## EXERCISE OBJECTIVE
Only lines holding the string "Accuracy" are wanted; copy each one from the material.

<<<<

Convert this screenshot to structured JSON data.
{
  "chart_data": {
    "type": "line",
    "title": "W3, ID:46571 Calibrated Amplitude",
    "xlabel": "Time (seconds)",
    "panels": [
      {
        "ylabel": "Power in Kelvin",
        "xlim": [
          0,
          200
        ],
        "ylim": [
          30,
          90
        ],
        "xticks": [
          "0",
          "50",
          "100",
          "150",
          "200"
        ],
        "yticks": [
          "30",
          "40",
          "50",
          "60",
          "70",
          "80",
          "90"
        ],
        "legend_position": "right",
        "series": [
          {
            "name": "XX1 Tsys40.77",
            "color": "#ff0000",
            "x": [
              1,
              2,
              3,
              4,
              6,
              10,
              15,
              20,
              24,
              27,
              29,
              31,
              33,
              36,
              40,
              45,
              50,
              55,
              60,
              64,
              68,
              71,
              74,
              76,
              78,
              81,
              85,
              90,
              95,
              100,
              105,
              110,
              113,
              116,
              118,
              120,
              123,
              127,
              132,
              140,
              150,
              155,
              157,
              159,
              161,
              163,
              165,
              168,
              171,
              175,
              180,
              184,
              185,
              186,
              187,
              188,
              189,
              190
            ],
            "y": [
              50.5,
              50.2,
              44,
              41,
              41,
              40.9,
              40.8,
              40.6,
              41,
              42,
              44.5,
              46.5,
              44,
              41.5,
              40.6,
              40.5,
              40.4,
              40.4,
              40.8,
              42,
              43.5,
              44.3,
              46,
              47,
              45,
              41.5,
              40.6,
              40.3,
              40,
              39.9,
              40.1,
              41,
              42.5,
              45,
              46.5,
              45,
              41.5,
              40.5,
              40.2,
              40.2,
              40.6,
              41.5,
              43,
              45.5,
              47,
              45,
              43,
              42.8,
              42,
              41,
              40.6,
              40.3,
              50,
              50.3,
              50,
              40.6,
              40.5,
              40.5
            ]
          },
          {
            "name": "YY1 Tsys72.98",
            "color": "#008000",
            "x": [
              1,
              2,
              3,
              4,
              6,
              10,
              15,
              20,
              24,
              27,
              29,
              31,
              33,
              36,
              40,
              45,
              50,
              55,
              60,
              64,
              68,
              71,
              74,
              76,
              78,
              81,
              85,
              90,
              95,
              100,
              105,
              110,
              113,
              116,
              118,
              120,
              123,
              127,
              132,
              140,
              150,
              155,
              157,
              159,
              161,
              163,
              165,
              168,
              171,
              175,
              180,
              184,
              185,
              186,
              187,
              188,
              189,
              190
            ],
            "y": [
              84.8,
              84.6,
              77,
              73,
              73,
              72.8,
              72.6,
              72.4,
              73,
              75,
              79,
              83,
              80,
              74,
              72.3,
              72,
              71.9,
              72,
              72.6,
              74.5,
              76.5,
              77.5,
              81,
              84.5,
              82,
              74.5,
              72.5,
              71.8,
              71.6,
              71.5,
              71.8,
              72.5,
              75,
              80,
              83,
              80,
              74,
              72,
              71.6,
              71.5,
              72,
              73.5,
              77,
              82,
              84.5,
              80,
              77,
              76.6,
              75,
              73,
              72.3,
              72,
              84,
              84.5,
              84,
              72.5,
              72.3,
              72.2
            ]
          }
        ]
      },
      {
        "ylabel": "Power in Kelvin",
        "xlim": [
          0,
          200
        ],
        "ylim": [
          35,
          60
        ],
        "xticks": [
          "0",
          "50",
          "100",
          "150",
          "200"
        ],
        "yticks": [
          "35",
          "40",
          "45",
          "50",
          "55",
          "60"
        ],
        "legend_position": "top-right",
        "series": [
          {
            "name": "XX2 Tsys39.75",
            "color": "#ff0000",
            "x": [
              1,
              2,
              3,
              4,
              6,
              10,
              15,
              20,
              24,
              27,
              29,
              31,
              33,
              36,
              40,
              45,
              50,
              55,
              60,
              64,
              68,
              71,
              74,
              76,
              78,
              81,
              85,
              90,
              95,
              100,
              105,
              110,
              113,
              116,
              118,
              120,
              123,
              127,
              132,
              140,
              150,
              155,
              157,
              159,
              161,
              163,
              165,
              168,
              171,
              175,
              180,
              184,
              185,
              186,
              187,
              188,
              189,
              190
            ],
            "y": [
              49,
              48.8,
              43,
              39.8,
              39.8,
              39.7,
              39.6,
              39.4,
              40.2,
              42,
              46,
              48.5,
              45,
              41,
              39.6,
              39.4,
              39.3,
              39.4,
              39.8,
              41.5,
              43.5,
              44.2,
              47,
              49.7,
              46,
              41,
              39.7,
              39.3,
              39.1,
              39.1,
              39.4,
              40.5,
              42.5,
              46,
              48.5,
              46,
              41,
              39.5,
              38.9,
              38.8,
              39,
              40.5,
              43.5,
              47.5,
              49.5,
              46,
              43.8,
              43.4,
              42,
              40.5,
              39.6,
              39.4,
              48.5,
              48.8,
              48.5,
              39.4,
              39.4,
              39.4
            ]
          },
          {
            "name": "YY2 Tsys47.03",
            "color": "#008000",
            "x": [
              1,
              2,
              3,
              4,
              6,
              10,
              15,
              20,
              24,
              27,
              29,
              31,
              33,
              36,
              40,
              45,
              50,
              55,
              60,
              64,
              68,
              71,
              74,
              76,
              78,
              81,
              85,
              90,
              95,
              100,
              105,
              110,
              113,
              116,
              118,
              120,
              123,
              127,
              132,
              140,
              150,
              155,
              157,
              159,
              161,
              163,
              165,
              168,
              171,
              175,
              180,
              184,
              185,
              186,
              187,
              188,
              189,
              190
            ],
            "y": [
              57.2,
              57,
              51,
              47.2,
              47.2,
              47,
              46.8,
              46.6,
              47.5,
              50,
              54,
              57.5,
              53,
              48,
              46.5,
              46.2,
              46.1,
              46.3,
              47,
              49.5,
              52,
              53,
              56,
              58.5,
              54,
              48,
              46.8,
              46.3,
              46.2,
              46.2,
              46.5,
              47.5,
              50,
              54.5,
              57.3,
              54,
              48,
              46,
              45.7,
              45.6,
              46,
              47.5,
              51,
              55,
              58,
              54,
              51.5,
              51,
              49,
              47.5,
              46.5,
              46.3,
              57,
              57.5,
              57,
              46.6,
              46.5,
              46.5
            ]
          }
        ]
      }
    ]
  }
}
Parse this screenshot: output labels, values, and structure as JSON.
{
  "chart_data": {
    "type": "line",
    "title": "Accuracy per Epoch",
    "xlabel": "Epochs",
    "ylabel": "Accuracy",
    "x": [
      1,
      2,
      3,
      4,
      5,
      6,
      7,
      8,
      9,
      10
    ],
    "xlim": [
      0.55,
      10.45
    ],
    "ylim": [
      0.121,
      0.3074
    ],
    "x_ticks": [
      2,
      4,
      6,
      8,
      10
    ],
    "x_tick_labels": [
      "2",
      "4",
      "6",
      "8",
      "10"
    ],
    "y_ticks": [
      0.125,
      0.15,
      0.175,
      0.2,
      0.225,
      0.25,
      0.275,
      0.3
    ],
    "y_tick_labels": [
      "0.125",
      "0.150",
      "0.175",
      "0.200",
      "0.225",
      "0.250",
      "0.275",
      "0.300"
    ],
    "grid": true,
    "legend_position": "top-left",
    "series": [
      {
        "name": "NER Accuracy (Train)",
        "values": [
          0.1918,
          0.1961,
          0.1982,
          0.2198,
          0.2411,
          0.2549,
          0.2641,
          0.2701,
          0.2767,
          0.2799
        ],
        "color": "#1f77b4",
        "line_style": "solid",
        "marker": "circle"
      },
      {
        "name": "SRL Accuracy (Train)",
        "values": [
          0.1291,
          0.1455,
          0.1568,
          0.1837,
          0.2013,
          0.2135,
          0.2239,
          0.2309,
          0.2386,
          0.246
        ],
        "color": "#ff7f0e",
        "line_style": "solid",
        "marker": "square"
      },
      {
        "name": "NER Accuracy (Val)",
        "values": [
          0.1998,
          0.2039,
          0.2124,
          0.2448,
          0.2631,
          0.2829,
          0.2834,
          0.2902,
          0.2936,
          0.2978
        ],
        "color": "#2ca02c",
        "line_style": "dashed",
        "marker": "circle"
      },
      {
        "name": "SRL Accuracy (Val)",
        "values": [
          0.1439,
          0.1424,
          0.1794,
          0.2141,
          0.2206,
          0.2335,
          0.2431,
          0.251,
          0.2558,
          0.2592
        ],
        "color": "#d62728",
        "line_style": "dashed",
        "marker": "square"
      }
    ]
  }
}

>>>>

## RESPONSE TO THE TASK
    "title": "Accuracy per Epoch",
    "ylabel": "Accuracy",
        "name": "NER Accuracy (Train)",
        "name": "SRL Accuracy (Train)",
        "name": "NER Accuracy (Val)",
        "name": "SRL Accuracy (Val)",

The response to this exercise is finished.